▸ Problem to solve
Going through the material below, please gather all lines with the word "многим" in them.

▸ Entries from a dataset
══════════

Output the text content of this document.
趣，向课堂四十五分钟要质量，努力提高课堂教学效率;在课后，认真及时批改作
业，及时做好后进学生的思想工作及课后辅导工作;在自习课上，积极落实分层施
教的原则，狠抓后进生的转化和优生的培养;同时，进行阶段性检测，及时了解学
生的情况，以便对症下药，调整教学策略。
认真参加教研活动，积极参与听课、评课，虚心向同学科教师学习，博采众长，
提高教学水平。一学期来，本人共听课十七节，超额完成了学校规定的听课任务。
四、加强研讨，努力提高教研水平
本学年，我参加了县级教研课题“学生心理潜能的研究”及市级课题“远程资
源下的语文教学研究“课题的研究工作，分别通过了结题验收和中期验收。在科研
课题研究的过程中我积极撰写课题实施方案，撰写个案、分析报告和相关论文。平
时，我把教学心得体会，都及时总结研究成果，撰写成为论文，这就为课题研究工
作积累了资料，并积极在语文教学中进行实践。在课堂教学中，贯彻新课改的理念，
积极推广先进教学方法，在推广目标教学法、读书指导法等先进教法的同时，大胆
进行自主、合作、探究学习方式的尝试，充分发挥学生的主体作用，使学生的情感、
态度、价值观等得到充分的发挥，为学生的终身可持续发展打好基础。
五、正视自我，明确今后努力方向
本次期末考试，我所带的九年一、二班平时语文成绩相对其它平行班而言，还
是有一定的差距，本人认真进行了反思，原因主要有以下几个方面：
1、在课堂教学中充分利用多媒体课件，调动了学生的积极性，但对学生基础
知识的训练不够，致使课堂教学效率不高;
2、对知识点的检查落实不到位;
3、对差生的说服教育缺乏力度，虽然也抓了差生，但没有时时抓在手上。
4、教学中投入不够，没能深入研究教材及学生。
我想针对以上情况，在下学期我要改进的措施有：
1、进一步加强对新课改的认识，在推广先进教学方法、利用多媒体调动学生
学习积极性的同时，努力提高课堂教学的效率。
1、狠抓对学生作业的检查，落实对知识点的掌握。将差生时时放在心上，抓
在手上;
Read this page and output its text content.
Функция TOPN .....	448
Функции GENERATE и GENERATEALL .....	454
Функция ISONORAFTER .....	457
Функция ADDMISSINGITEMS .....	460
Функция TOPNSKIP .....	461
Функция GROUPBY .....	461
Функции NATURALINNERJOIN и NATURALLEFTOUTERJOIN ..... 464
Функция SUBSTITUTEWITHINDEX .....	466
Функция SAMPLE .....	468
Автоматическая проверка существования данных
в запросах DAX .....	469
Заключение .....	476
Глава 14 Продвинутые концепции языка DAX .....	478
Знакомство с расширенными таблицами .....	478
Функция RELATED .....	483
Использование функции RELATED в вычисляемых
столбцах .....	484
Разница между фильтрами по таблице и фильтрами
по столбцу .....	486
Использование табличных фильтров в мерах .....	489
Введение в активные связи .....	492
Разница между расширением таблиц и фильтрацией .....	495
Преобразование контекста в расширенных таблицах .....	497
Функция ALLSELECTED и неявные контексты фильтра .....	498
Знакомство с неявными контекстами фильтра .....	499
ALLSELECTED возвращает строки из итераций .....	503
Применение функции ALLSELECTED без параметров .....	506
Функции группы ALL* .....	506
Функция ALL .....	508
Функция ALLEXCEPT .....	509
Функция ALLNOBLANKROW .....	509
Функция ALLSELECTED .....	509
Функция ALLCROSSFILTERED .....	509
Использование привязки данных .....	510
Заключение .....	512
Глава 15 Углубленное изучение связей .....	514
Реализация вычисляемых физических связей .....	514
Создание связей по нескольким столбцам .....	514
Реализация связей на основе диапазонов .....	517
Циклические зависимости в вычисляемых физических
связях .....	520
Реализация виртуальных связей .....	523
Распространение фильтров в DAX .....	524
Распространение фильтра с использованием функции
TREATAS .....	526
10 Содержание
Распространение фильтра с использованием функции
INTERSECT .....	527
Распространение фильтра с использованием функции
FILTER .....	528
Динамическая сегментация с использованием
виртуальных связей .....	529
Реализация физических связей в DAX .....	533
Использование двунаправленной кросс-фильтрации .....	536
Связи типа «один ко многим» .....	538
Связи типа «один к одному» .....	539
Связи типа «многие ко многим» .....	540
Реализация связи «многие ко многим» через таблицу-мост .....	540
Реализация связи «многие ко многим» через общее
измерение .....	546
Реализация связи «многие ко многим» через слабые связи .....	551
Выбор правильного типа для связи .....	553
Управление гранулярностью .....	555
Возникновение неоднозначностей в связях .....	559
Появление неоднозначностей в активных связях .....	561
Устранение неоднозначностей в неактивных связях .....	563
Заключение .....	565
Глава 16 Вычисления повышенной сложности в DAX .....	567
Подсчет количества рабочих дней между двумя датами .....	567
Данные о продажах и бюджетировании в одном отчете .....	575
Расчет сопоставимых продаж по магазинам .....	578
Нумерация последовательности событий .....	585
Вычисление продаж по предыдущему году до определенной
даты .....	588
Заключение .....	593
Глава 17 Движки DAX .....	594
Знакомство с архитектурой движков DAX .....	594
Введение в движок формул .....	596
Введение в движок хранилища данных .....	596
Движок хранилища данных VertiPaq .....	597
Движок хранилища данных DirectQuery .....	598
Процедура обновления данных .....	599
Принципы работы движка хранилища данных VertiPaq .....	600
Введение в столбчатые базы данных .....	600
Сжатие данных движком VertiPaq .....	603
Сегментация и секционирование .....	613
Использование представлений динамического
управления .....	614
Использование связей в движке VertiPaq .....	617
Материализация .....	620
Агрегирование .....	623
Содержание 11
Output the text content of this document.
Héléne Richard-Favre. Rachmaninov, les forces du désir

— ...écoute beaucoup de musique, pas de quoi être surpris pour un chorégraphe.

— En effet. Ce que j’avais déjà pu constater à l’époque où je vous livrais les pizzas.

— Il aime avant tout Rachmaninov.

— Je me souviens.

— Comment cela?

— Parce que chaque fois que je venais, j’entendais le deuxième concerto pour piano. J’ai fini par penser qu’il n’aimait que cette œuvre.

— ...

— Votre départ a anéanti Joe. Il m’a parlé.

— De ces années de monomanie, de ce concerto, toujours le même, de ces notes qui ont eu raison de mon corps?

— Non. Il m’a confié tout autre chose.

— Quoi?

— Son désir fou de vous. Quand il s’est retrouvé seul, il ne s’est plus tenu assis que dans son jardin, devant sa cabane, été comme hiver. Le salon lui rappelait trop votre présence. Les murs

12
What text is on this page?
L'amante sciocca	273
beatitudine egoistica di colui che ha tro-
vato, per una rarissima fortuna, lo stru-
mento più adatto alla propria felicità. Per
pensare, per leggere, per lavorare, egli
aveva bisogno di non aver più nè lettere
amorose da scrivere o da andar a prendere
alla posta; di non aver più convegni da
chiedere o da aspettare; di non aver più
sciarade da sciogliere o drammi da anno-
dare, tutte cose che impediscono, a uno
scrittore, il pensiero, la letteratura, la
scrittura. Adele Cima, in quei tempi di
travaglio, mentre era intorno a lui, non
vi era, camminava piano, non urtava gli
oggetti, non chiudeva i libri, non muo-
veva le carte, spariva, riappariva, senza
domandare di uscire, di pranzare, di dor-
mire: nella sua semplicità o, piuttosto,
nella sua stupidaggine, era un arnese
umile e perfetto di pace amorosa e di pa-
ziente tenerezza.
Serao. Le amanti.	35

══════════

▸ Full answer
Связи типа «один ко многим» .....	538
Связи типа «многие ко многим» .....	540
Реализация связи «многие ко многим» через таблицу-мост .....	540
Реализация связи «многие ко многим» через общее
Реализация связи «многие ко многим» через слабые связи .....	551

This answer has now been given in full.